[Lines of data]

※

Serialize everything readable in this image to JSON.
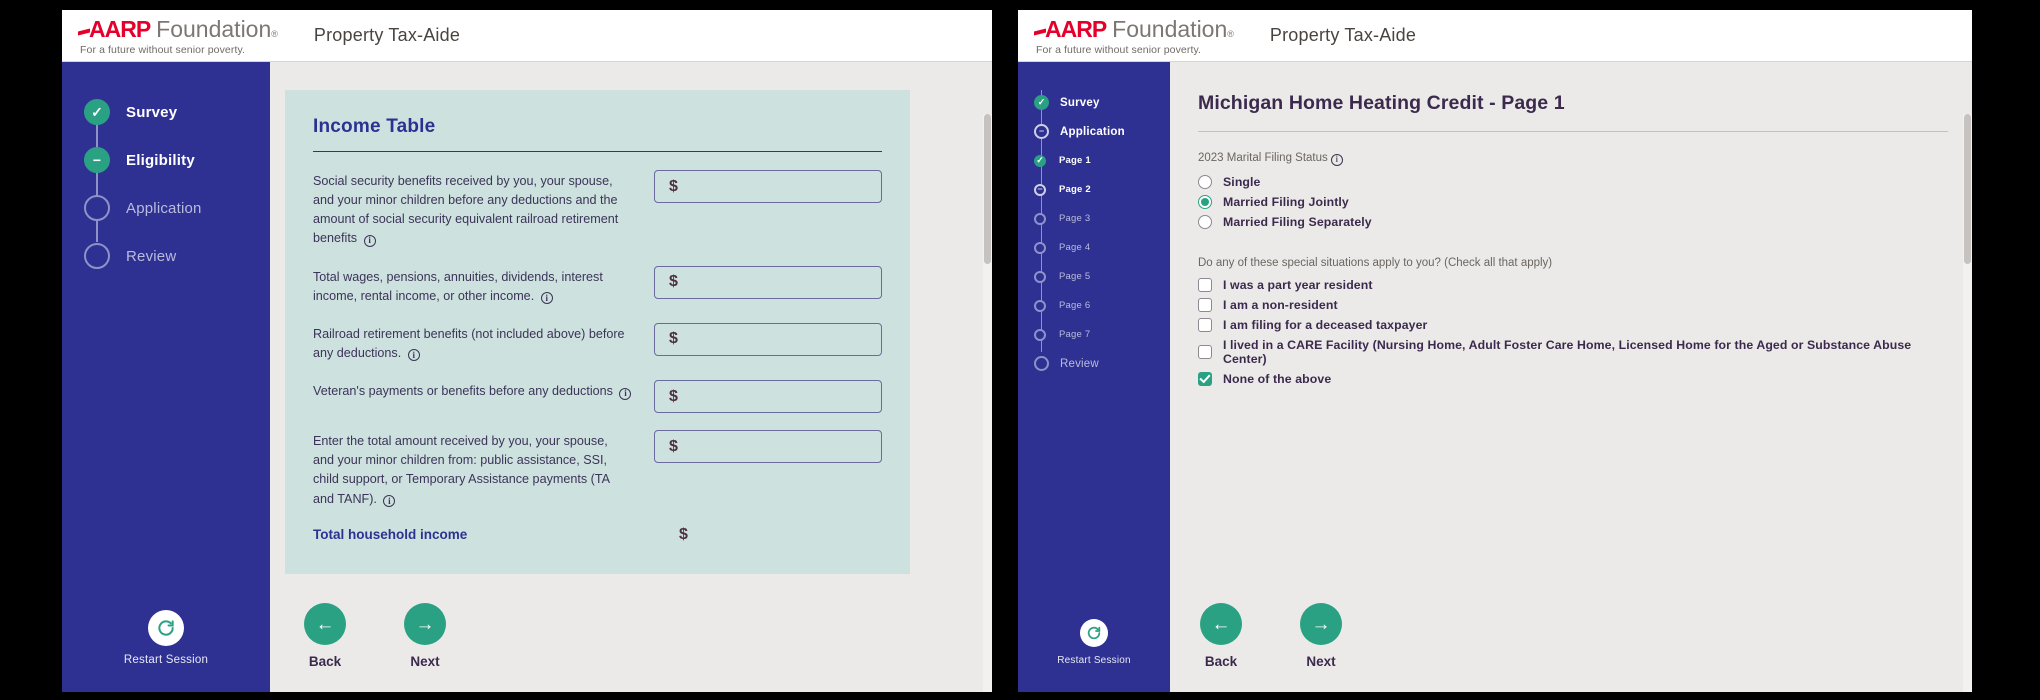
{
  "brand": {
    "name_bold": "AARP",
    "name_light": "Foundation",
    "tagline": "For a future without senior poverty.",
    "app_title": "Property Tax-Aide",
    "accent_red": "#e4002b",
    "accent_teal": "#2aa183",
    "accent_navy": "#2e3192"
  },
  "left": {
    "sidebar": {
      "steps": [
        {
          "label": "Survey",
          "state": "done",
          "glyph": "✓"
        },
        {
          "label": "Eligibility",
          "state": "current",
          "glyph": "−"
        },
        {
          "label": "Application",
          "state": "pending",
          "glyph": ""
        },
        {
          "label": "Review",
          "state": "pending",
          "glyph": ""
        }
      ],
      "restart_label": "Restart Session",
      "restart_icon": "restart-icon"
    },
    "card": {
      "title": "Income Table",
      "rows": [
        {
          "question": "Social security benefits received by you, your spouse, and your minor children before any deductions and the amount of social security equivalent railroad retirement benefits",
          "info": true,
          "value": "$"
        },
        {
          "question": "Total wages, pensions, annuities, dividends, interest income, rental income, or other income.",
          "info": true,
          "value": "$"
        },
        {
          "question": "Railroad retirement benefits (not included above) before any deductions.",
          "info": true,
          "value": "$"
        },
        {
          "question": "Veteran's payments or benefits before any deductions",
          "info": true,
          "value": "$"
        },
        {
          "question": "Enter the total amount received by you, your spouse, and your minor children from: public assistance, SSI, child support, or Temporary Assistance payments (TA and TANF).",
          "info": true,
          "value": "$"
        }
      ],
      "total_label": "Total household income",
      "total_value": "$"
    },
    "footer": {
      "back_label": "Back",
      "back_icon": "arrow-left-icon",
      "next_label": "Next",
      "next_icon": "arrow-right-icon"
    }
  },
  "right": {
    "sidebar": {
      "steps": [
        {
          "label": "Survey",
          "state": "done",
          "glyph": "✓",
          "sub": false
        },
        {
          "label": "Application",
          "state": "current",
          "glyph": "−",
          "sub": false
        },
        {
          "label": "Page 1",
          "state": "done",
          "glyph": "✓",
          "sub": true
        },
        {
          "label": "Page 2",
          "state": "active",
          "glyph": "−",
          "sub": true
        },
        {
          "label": "Page 3",
          "state": "pending",
          "glyph": "",
          "sub": true
        },
        {
          "label": "Page 4",
          "state": "pending",
          "glyph": "",
          "sub": true
        },
        {
          "label": "Page 5",
          "state": "pending",
          "glyph": "",
          "sub": true
        },
        {
          "label": "Page 6",
          "state": "pending",
          "glyph": "",
          "sub": true
        },
        {
          "label": "Page 7",
          "state": "pending",
          "glyph": "",
          "sub": true
        },
        {
          "label": "Review",
          "state": "pending",
          "glyph": "",
          "sub": false
        }
      ],
      "restart_label": "Restart Session",
      "restart_icon": "restart-icon"
    },
    "form": {
      "title": "Michigan Home Heating Credit - Page 1",
      "filing_status_label": "2023 Marital Filing Status",
      "filing_status_options": [
        {
          "label": "Single",
          "selected": false
        },
        {
          "label": "Married Filing Jointly",
          "selected": true
        },
        {
          "label": "Married Filing Separately",
          "selected": false
        }
      ],
      "special_label": "Do any of these special situations apply to you? (Check all that apply)",
      "special_options": [
        {
          "label": "I was a part year resident",
          "checked": false
        },
        {
          "label": "I am a non-resident",
          "checked": false
        },
        {
          "label": "I am filing for a deceased taxpayer",
          "checked": false
        },
        {
          "label": "I lived in a CARE Facility (Nursing Home, Adult Foster Care Home, Licensed Home for the Aged or Substance Abuse Center)",
          "checked": false
        },
        {
          "label": "None of the above",
          "checked": true
        }
      ]
    },
    "footer": {
      "back_label": "Back",
      "back_icon": "arrow-left-icon",
      "next_label": "Next",
      "next_icon": "arrow-right-icon"
    }
  }
}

※

● WHAT THE TASK ASKS: Scan the material and collect every line that contains "benefits".

● THE SOLUTION:
          "question": "Social security benefits received by you, your spouse, and your minor children before any deductions and the amount of social security equivalent railroad retirement benefits",
          "question": "Railroad retirement benefits (not included above) before any deductions.",
          "question": "Veteran's payments or benefits before any deductions",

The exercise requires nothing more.